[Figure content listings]
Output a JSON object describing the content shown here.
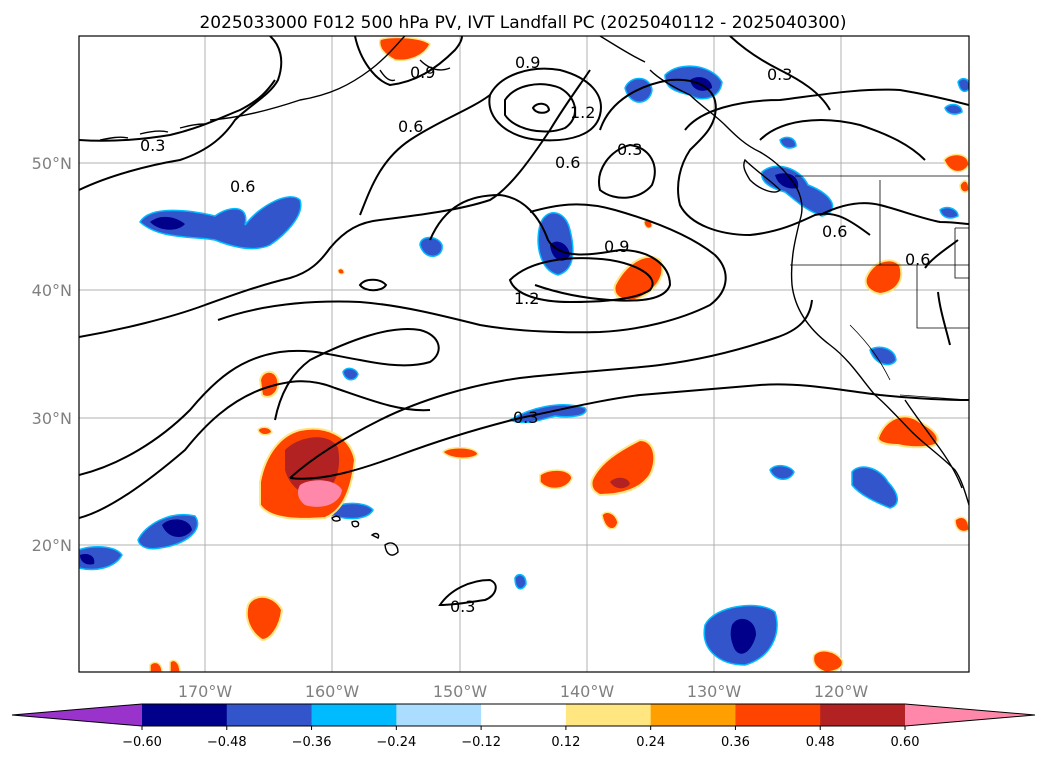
{
  "title": "2025033000 F012 500 hPa PV, IVT Landfall PC (2025040112 - 2025040300)",
  "lat_ticks": [
    "50°N",
    "40°N",
    "30°N",
    "20°N"
  ],
  "lon_ticks": [
    "170°W",
    "160°W",
    "150°W",
    "140°W",
    "130°W",
    "120°W"
  ],
  "colorbar": {
    "ticks": [
      "−0.60",
      "−0.48",
      "−0.36",
      "−0.24",
      "−0.12",
      "0.12",
      "0.24",
      "0.36",
      "0.48",
      "0.60"
    ],
    "colors": [
      "#9933cc",
      "#00008b",
      "#3355cc",
      "#00bbff",
      "#aaddff",
      "#ffffff",
      "#ffe680",
      "#ffa000",
      "#ff4400",
      "#b22222",
      "#ff88aa"
    ]
  },
  "contour_labels": [
    "0.9",
    "0.9",
    "0.6",
    "1.2",
    "0.6",
    "0.3",
    "0.3",
    "0.6",
    "0.3",
    "0.6",
    "0.9",
    "1.2",
    "0.6",
    "0.6",
    "0.3",
    "0.3"
  ],
  "colors": {
    "positive_shading": [
      "#ffe680",
      "#ffa000",
      "#ff4400",
      "#b22222",
      "#ff88aa"
    ],
    "negative_shading": [
      "#aaddff",
      "#00bbff",
      "#3355cc",
      "#00008b"
    ]
  }
}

Exercise task | Leave the pictures out and reproduce all of the records exactly.

Solution |
Output a JSON object describing the content shown here.
{
  "title": "2025033000 F012 500 hPa PV, IVT Landfall PC (2025040112 - 2025040300)",
  "lat_ticks": [
    "50°N",
    "40°N",
    "30°N",
    "20°N"
  ],
  "lon_ticks": [
    "170°W",
    "160°W",
    "150°W",
    "140°W",
    "130°W",
    "120°W"
  ],
  "colorbar": {
    "ticks": [
      "−0.60",
      "−0.48",
      "−0.36",
      "−0.24",
      "−0.12",
      "0.12",
      "0.24",
      "0.36",
      "0.48",
      "0.60"
    ],
    "colors": [
      "#9933cc",
      "#00008b",
      "#3355cc",
      "#00bbff",
      "#aaddff",
      "#ffffff",
      "#ffe680",
      "#ffa000",
      "#ff4400",
      "#b22222",
      "#ff88aa"
    ]
  },
  "contour_labels": [
    "0.9",
    "0.9",
    "0.6",
    "1.2",
    "0.6",
    "0.3",
    "0.3",
    "0.6",
    "0.3",
    "0.6",
    "0.9",
    "1.2",
    "0.6",
    "0.6",
    "0.3",
    "0.3"
  ],
  "colors": {
    "positive_shading": [
      "#ffe680",
      "#ffa000",
      "#ff4400",
      "#b22222",
      "#ff88aa"
    ],
    "negative_shading": [
      "#aaddff",
      "#00bbff",
      "#3355cc",
      "#00008b"
    ]
  }
}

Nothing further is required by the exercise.